— Objective —
Extract each line of the data below exactly as written.

— Entries shown —

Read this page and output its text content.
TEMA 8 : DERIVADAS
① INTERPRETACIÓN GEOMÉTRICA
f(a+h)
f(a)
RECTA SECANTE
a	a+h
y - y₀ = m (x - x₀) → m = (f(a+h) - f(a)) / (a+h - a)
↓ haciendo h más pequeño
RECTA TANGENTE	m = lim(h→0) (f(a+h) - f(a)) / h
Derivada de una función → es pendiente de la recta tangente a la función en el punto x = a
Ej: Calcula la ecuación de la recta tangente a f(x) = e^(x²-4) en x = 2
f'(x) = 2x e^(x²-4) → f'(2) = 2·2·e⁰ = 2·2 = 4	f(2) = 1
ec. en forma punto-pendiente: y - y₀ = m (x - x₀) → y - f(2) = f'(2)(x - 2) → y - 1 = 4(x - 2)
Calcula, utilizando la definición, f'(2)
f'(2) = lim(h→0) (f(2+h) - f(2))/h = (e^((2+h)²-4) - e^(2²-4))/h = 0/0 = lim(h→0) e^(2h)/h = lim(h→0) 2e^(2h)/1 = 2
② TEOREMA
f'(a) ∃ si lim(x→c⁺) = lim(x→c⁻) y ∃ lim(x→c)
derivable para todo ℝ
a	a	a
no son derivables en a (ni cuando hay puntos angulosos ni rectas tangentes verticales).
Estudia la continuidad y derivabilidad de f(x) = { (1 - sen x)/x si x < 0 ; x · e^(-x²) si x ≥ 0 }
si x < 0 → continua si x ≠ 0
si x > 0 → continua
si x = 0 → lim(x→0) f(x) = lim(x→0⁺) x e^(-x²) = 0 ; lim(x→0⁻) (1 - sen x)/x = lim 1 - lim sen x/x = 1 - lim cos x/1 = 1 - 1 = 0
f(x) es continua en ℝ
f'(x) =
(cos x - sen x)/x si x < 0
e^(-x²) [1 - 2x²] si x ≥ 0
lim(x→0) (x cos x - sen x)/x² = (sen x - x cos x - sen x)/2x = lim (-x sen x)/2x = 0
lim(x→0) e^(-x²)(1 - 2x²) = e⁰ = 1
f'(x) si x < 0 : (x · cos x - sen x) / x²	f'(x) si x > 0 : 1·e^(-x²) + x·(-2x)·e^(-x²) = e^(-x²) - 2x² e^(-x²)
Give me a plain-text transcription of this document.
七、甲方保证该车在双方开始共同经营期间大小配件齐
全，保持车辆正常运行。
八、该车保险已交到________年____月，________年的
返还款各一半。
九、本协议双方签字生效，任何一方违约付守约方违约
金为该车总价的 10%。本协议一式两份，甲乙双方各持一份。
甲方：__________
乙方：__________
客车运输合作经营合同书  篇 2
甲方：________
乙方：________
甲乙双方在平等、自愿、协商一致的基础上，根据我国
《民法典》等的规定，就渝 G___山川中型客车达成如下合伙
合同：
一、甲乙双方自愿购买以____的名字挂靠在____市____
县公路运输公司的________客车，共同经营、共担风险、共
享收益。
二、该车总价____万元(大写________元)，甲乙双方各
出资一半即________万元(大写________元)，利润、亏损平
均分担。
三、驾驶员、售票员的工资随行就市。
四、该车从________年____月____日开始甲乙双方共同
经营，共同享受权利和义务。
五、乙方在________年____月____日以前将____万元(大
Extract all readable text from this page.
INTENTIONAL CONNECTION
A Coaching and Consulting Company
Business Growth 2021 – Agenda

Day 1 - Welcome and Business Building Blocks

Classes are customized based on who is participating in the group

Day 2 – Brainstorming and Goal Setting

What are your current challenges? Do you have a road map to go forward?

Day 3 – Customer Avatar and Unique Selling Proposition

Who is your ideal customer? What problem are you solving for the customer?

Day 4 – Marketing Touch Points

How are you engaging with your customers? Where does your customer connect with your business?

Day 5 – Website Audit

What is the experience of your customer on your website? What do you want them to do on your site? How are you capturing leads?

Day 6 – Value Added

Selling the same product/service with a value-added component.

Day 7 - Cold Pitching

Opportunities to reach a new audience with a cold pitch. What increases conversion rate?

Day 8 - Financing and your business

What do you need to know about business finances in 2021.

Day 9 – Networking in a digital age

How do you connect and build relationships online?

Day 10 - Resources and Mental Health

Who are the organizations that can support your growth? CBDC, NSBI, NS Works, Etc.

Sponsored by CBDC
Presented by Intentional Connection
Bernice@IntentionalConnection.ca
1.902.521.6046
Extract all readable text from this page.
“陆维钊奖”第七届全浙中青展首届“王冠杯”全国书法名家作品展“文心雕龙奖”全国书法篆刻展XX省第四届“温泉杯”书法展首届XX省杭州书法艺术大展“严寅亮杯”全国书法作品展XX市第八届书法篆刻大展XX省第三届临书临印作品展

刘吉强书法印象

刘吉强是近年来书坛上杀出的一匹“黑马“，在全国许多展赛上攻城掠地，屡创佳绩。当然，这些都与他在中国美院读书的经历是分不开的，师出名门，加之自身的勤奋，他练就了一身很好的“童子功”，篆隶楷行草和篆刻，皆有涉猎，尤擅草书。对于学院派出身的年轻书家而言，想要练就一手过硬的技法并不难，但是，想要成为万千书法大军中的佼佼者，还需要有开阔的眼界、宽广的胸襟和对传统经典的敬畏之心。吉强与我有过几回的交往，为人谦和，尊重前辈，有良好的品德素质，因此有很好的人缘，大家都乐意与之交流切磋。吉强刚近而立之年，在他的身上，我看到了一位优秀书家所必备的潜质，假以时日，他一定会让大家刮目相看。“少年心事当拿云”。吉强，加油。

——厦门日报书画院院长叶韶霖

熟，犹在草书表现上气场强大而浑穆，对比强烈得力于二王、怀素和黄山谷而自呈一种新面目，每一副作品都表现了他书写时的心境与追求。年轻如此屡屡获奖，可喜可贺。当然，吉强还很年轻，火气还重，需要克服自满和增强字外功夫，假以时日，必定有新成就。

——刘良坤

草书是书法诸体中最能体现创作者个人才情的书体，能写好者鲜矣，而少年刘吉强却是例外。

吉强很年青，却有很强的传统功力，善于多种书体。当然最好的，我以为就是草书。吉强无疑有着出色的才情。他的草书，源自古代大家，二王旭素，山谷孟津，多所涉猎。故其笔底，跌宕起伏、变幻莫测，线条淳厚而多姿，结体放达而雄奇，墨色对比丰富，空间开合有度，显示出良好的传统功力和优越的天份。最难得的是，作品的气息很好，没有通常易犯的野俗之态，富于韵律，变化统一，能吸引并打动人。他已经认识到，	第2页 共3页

— Exercise result —
Read this page and output its text content.
TEMA 8 : DERIVADAS
① INTERPRETACIÓN GEOMÉTRICA
f(a+h)
f(a)
RECTA SECANTE
a	a+h
y - y₀ = m (x - x₀) → m = (f(a+h) - f(a)) / (a+h - a)
↓ haciendo h más pequeño
RECTA TANGENTE	m = lim(h→0) (f(a+h) - f(a)) / h
Derivada de una función → es pendiente de la recta tangente a la función en el punto x = a
Ej: Calcula la ecuación de la recta tangente a f(x) = e^(x²-4) en x = 2
f'(x) = 2x e^(x²-4) → f'(2) = 2·2·e⁰ = 2·2 = 4	f(2) = 1
ec. en forma punto-pendiente: y - y₀ = m (x - x₀) → y - f(2) = f'(2)(x - 2) → y - 1 = 4(x - 2)
Calcula, utilizando la definición, f'(2)
f'(2) = lim(h→0) (f(2+h) - f(2))/h = (e^((2+h)²-4) - e^(2²-4))/h = 0/0 = lim(h→0) e^(2h)/h = lim(h→0) 2e^(2h)/1 = 2
② TEOREMA
f'(a) ∃ si lim(x→c⁺) = lim(x→c⁻) y ∃ lim(x→c)
derivable para todo ℝ
a	a	a
no son derivables en a (ni cuando hay puntos angulosos ni rectas tangentes verticales).
Estudia la continuidad y derivabilidad de f(x) = { (1 - sen x)/x si x < 0 ; x · e^(-x²) si x ≥ 0 }
si x < 0 → continua si x ≠ 0
si x > 0 → continua
si x = 0 → lim(x→0) f(x) = lim(x→0⁺) x e^(-x²) = 0 ; lim(x→0⁻) (1 - sen x)/x = lim 1 - lim sen x/x = 1 - lim cos x/1 = 1 - 1 = 0
f(x) es continua en ℝ
f'(x) =
(cos x - sen x)/x si x < 0
e^(-x²) [1 - 2x²] si x ≥ 0
lim(x→0) (x cos x - sen x)/x² = (sen x - x cos x - sen x)/2x = lim (-x sen x)/2x = 0
lim(x→0) e^(-x²)(1 - 2x²) = e⁰ = 1
f'(x) si x < 0 : (x · cos x - sen x) / x²	f'(x) si x > 0 : 1·e^(-x²) + x·(-2x)·e^(-x²) = e^(-x²) - 2x² e^(-x²)
Give me a plain-text transcription of this document.
七、甲方保证该车在双方开始共同经营期间大小配件齐
全，保持车辆正常运行。
八、该车保险已交到________年____月，________年的
返还款各一半。
九、本协议双方签字生效，任何一方违约付守约方违约
金为该车总价的 10%。本协议一式两份，甲乙双方各持一份。
甲方：__________
乙方：__________
客车运输合作经营合同书  篇 2
甲方：________
乙方：________
甲乙双方在平等、自愿、协商一致的基础上，根据我国
《民法典》等的规定，就渝 G___山川中型客车达成如下合伙
合同：
一、甲乙双方自愿购买以____的名字挂靠在____市____
县公路运输公司的________客车，共同经营、共担风险、共
享收益。
二、该车总价____万元(大写________元)，甲乙双方各
出资一半即________万元(大写________元)，利润、亏损平
均分担。
三、驾驶员、售票员的工资随行就市。
四、该车从________年____月____日开始甲乙双方共同
经营，共同享受权利和义务。
五、乙方在________年____月____日以前将____万元(大
Extract all readable text from this page.
INTENTIONAL CONNECTION
A Coaching and Consulting Company
Business Growth 2021 – Agenda

Day 1 - Welcome and Business Building Blocks

Classes are customized based on who is participating in the group

Day 2 – Brainstorming and Goal Setting

What are your current challenges? Do you have a road map to go forward?

Day 3 – Customer Avatar and Unique Selling Proposition

Who is your ideal customer? What problem are you solving for the customer?

Day 4 – Marketing Touch Points

How are you engaging with your customers? Where does your customer connect with your business?

Day 5 – Website Audit

What is the experience of your customer on your website? What do you want them to do on your site? How are you capturing leads?

Day 6 – Value Added

Selling the same product/service with a value-added component.

Day 7 - Cold Pitching

Opportunities to reach a new audience with a cold pitch. What increases conversion rate?

Day 8 - Financing and your business

What do you need to know about business finances in 2021.

Day 9 – Networking in a digital age

How do you connect and build relationships online?

Day 10 - Resources and Mental Health

Who are the organizations that can support your growth? CBDC, NSBI, NS Works, Etc.

Sponsored by CBDC
Presented by Intentional Connection
Bernice@IntentionalConnection.ca
1.902.521.6046
Extract all readable text from this page.
“陆维钊奖”第七届全浙中青展首届“王冠杯”全国书法名家作品展“文心雕龙奖”全国书法篆刻展XX省第四届“温泉杯”书法展首届XX省杭州书法艺术大展“严寅亮杯”全国书法作品展XX市第八届书法篆刻大展XX省第三届临书临印作品展

刘吉强书法印象

刘吉强是近年来书坛上杀出的一匹“黑马“，在全国许多展赛上攻城掠地，屡创佳绩。当然，这些都与他在中国美院读书的经历是分不开的，师出名门，加之自身的勤奋，他练就了一身很好的“童子功”，篆隶楷行草和篆刻，皆有涉猎，尤擅草书。对于学院派出身的年轻书家而言，想要练就一手过硬的技法并不难，但是，想要成为万千书法大军中的佼佼者，还需要有开阔的眼界、宽广的胸襟和对传统经典的敬畏之心。吉强与我有过几回的交往，为人谦和，尊重前辈，有良好的品德素质，因此有很好的人缘，大家都乐意与之交流切磋。吉强刚近而立之年，在他的身上，我看到了一位优秀书家所必备的潜质，假以时日，他一定会让大家刮目相看。“少年心事当拿云”。吉强，加油。

——厦门日报书画院院长叶韶霖

熟，犹在草书表现上气场强大而浑穆，对比强烈得力于二王、怀素和黄山谷而自呈一种新面目，每一副作品都表现了他书写时的心境与追求。年轻如此屡屡获奖，可喜可贺。当然，吉强还很年轻，火气还重，需要克服自满和增强字外功夫，假以时日，必定有新成就。

——刘良坤

草书是书法诸体中最能体现创作者个人才情的书体，能写好者鲜矣，而少年刘吉强却是例外。

吉强很年青，却有很强的传统功力，善于多种书体。当然最好的，我以为就是草书。吉强无疑有着出色的才情。他的草书，源自古代大家，二王旭素，山谷孟津，多所涉猎。故其笔底，跌宕起伏、变幻莫测，线条淳厚而多姿，结体放达而雄奇，墨色对比丰富，空间开合有度，显示出良好的传统功力和优越的天份。最难得的是，作品的气息很好，没有通常易犯的野俗之态，富于韵律，变化统一，能吸引并打动人。他已经认识到，	第2页 共3页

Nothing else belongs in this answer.